● TASK DESCRIPTION
Print the entire listing. Each line must match the original exactly.

======== DATA LINES

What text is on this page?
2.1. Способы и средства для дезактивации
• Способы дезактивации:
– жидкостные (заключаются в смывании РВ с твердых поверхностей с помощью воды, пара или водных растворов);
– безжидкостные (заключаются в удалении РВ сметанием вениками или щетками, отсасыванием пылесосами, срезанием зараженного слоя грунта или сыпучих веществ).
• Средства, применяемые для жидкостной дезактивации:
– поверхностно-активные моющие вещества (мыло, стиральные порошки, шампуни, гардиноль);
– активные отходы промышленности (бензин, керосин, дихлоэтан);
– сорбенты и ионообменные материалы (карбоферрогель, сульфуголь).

================

● RESULT BELOW
What text is on this page?
2.1. Способы и средства для дезактивации
• Способы дезактивации:
– жидкостные (заключаются в смывании РВ с твердых поверхностей с помощью воды, пара или водных растворов);
– безжидкостные (заключаются в удалении РВ сметанием вениками или щетками, отсасыванием пылесосами, срезанием зараженного слоя грунта или сыпучих веществ).
• Средства, применяемые для жидкостной дезактивации:
– поверхностно-активные моющие вещества (мыло, стиральные порошки, шампуни, гардиноль);
– активные отходы промышленности (бензин, керосин, дихлоэтан);
– сорбенты и ионообменные материалы (карбоферрогель, сульфуголь).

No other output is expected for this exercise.